> [WORK REQUIRED]
Each record must be reproduced exactly as it is shown.

(Records that describe figures)
----------------

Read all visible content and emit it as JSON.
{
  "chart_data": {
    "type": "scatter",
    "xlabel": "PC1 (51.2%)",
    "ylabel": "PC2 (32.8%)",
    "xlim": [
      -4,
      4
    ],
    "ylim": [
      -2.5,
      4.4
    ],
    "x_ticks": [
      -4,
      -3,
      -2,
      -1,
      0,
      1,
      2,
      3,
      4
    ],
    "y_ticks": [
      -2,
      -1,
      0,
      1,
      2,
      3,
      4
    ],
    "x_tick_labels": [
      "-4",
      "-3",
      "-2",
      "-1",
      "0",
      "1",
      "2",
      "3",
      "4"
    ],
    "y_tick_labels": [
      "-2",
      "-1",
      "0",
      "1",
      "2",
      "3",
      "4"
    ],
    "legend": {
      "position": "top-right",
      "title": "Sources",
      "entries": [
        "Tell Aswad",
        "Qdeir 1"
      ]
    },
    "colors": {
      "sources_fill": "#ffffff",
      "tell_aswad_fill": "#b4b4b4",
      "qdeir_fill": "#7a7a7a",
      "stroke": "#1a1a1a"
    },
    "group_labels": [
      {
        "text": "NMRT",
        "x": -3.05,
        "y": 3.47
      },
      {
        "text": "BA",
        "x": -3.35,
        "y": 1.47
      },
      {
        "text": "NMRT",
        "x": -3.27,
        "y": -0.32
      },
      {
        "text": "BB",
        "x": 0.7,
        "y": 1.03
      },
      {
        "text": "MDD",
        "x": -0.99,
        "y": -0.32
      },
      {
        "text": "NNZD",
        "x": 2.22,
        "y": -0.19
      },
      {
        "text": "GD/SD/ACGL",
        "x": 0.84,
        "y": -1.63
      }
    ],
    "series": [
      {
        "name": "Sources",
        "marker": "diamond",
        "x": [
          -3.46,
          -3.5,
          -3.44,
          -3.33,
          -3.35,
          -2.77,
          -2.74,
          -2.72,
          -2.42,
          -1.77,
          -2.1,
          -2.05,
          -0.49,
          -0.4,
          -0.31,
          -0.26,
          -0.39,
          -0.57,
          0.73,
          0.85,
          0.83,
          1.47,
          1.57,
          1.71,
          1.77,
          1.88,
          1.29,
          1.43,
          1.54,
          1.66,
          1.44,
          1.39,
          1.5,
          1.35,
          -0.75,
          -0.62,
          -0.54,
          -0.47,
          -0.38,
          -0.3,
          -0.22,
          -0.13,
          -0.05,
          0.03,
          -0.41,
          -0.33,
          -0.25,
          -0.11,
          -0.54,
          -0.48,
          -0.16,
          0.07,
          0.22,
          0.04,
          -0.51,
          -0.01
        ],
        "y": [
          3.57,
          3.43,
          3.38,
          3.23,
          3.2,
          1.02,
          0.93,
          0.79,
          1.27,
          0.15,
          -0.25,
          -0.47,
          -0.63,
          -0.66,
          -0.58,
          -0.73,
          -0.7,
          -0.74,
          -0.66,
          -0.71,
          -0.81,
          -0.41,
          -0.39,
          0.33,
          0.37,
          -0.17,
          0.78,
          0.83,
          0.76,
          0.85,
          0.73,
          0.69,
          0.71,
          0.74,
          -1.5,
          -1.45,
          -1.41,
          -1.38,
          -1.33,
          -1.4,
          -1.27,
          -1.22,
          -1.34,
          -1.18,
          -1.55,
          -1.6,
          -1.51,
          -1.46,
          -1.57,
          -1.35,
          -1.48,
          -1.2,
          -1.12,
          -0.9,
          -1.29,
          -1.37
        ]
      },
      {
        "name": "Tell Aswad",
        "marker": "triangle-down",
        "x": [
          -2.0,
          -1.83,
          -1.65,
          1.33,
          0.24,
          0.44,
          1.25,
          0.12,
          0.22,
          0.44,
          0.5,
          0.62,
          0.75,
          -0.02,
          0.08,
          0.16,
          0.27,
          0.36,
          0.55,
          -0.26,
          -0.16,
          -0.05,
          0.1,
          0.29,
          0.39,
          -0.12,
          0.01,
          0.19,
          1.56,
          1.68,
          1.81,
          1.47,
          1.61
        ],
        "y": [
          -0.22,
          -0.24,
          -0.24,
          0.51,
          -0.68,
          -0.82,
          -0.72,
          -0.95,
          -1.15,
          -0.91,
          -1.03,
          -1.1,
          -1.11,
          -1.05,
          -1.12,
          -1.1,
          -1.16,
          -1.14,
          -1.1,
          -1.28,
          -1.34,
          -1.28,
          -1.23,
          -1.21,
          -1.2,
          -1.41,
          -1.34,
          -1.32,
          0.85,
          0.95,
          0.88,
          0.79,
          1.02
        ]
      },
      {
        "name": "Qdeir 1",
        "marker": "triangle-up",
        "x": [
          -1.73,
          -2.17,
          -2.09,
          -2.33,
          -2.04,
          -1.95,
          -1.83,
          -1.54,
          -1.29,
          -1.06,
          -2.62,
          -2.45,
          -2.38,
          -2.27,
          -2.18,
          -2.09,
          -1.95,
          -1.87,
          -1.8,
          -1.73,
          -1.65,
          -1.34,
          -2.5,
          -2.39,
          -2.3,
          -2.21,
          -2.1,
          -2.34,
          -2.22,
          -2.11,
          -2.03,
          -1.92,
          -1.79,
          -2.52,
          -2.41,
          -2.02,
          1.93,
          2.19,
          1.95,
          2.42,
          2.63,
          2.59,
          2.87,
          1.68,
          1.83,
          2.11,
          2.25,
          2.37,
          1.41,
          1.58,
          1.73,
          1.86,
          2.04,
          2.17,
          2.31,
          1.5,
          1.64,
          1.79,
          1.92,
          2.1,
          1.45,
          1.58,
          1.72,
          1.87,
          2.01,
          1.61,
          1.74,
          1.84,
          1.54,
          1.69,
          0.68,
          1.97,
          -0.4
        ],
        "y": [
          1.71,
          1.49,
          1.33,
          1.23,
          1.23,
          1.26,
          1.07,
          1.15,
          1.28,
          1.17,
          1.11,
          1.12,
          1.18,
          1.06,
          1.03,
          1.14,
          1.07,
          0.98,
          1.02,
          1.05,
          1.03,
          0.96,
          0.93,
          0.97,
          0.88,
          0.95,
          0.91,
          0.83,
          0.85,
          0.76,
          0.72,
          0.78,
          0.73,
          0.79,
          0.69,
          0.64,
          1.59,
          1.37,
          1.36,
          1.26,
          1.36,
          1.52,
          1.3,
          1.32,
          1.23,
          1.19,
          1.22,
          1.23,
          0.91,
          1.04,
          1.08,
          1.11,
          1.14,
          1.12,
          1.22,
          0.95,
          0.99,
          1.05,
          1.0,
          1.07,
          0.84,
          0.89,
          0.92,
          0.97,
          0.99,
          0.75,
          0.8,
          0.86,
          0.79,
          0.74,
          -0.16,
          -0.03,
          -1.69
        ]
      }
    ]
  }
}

----------------

> [SOLUTION]
Read all visible content and emit it as JSON.
{
  "chart_data": {
    "type": "scatter",
    "xlabel": "PC1 (51.2%)",
    "ylabel": "PC2 (32.8%)",
    "xlim": [
      -4,
      4
    ],
    "ylim": [
      -2.5,
      4.4
    ],
    "x_ticks": [
      -4,
      -3,
      -2,
      -1,
      0,
      1,
      2,
      3,
      4
    ],
    "y_ticks": [
      -2,
      -1,
      0,
      1,
      2,
      3,
      4
    ],
    "x_tick_labels": [
      "-4",
      "-3",
      "-2",
      "-1",
      "0",
      "1",
      "2",
      "3",
      "4"
    ],
    "y_tick_labels": [
      "-2",
      "-1",
      "0",
      "1",
      "2",
      "3",
      "4"
    ],
    "legend": {
      "position": "top-right",
      "title": "Sources",
      "entries": [
        "Tell Aswad",
        "Qdeir 1"
      ]
    },
    "colors": {
      "sources_fill": "#ffffff",
      "tell_aswad_fill": "#b4b4b4",
      "qdeir_fill": "#7a7a7a",
      "stroke": "#1a1a1a"
    },
    "group_labels": [
      {
        "text": "NMRT",
        "x": -3.05,
        "y": 3.47
      },
      {
        "text": "BA",
        "x": -3.35,
        "y": 1.47
      },
      {
        "text": "NMRT",
        "x": -3.27,
        "y": -0.32
      },
      {
        "text": "BB",
        "x": 0.7,
        "y": 1.03
      },
      {
        "text": "MDD",
        "x": -0.99,
        "y": -0.32
      },
      {
        "text": "NNZD",
        "x": 2.22,
        "y": -0.19
      },
      {
        "text": "GD/SD/ACGL",
        "x": 0.84,
        "y": -1.63
      }
    ],
    "series": [
      {
        "name": "Sources",
        "marker": "diamond",
        "x": [
          -3.46,
          -3.5,
          -3.44,
          -3.33,
          -3.35,
          -2.77,
          -2.74,
          -2.72,
          -2.42,
          -1.77,
          -2.1,
          -2.05,
          -0.49,
          -0.4,
          -0.31,
          -0.26,
          -0.39,
          -0.57,
          0.73,
          0.85,
          0.83,
          1.47,
          1.57,
          1.71,
          1.77,
          1.88,
          1.29,
          1.43,
          1.54,
          1.66,
          1.44,
          1.39,
          1.5,
          1.35,
          -0.75,
          -0.62,
          -0.54,
          -0.47,
          -0.38,
          -0.3,
          -0.22,
          -0.13,
          -0.05,
          0.03,
          -0.41,
          -0.33,
          -0.25,
          -0.11,
          -0.54,
          -0.48,
          -0.16,
          0.07,
          0.22,
          0.04,
          -0.51,
          -0.01
        ],
        "y": [
          3.57,
          3.43,
          3.38,
          3.23,
          3.2,
          1.02,
          0.93,
          0.79,
          1.27,
          0.15,
          -0.25,
          -0.47,
          -0.63,
          -0.66,
          -0.58,
          -0.73,
          -0.7,
          -0.74,
          -0.66,
          -0.71,
          -0.81,
          -0.41,
          -0.39,
          0.33,
          0.37,
          -0.17,
          0.78,
          0.83,
          0.76,
          0.85,
          0.73,
          0.69,
          0.71,
          0.74,
          -1.5,
          -1.45,
          -1.41,
          -1.38,
          -1.33,
          -1.4,
          -1.27,
          -1.22,
          -1.34,
          -1.18,
          -1.55,
          -1.6,
          -1.51,
          -1.46,
          -1.57,
          -1.35,
          -1.48,
          -1.2,
          -1.12,
          -0.9,
          -1.29,
          -1.37
        ]
      },
      {
        "name": "Tell Aswad",
        "marker": "triangle-down",
        "x": [
          -2.0,
          -1.83,
          -1.65,
          1.33,
          0.24,
          0.44,
          1.25,
          0.12,
          0.22,
          0.44,
          0.5,
          0.62,
          0.75,
          -0.02,
          0.08,
          0.16,
          0.27,
          0.36,
          0.55,
          -0.26,
          -0.16,
          -0.05,
          0.1,
          0.29,
          0.39,
          -0.12,
          0.01,
          0.19,
          1.56,
          1.68,
          1.81,
          1.47,
          1.61
        ],
        "y": [
          -0.22,
          -0.24,
          -0.24,
          0.51,
          -0.68,
          -0.82,
          -0.72,
          -0.95,
          -1.15,
          -0.91,
          -1.03,
          -1.1,
          -1.11,
          -1.05,
          -1.12,
          -1.1,
          -1.16,
          -1.14,
          -1.1,
          -1.28,
          -1.34,
          -1.28,
          -1.23,
          -1.21,
          -1.2,
          -1.41,
          -1.34,
          -1.32,
          0.85,
          0.95,
          0.88,
          0.79,
          1.02
        ]
      },
      {
        "name": "Qdeir 1",
        "marker": "triangle-up",
        "x": [
          -1.73,
          -2.17,
          -2.09,
          -2.33,
          -2.04,
          -1.95,
          -1.83,
          -1.54,
          -1.29,
          -1.06,
          -2.62,
          -2.45,
          -2.38,
          -2.27,
          -2.18,
          -2.09,
          -1.95,
          -1.87,
          -1.8,
          -1.73,
          -1.65,
          -1.34,
          -2.5,
          -2.39,
          -2.3,
          -2.21,
          -2.1,
          -2.34,
          -2.22,
          -2.11,
          -2.03,
          -1.92,
          -1.79,
          -2.52,
          -2.41,
          -2.02,
          1.93,
          2.19,
          1.95,
          2.42,
          2.63,
          2.59,
          2.87,
          1.68,
          1.83,
          2.11,
          2.25,
          2.37,
          1.41,
          1.58,
          1.73,
          1.86,
          2.04,
          2.17,
          2.31,
          1.5,
          1.64,
          1.79,
          1.92,
          2.1,
          1.45,
          1.58,
          1.72,
          1.87,
          2.01,
          1.61,
          1.74,
          1.84,
          1.54,
          1.69,
          0.68,
          1.97,
          -0.4
        ],
        "y": [
          1.71,
          1.49,
          1.33,
          1.23,
          1.23,
          1.26,
          1.07,
          1.15,
          1.28,
          1.17,
          1.11,
          1.12,
          1.18,
          1.06,
          1.03,
          1.14,
          1.07,
          0.98,
          1.02,
          1.05,
          1.03,
          0.96,
          0.93,
          0.97,
          0.88,
          0.95,
          0.91,
          0.83,
          0.85,
          0.76,
          0.72,
          0.78,
          0.73,
          0.79,
          0.69,
          0.64,
          1.59,
          1.37,
          1.36,
          1.26,
          1.36,
          1.52,
          1.3,
          1.32,
          1.23,
          1.19,
          1.22,
          1.23,
          0.91,
          1.04,
          1.08,
          1.11,
          1.14,
          1.12,
          1.22,
          0.95,
          0.99,
          1.05,
          1.0,
          1.07,
          0.84,
          0.89,
          0.92,
          0.97,
          0.99,
          0.75,
          0.8,
          0.86,
          0.79,
          0.74,
          -0.16,
          -0.03,
          -1.69
        ]
      }
    ]
  }
}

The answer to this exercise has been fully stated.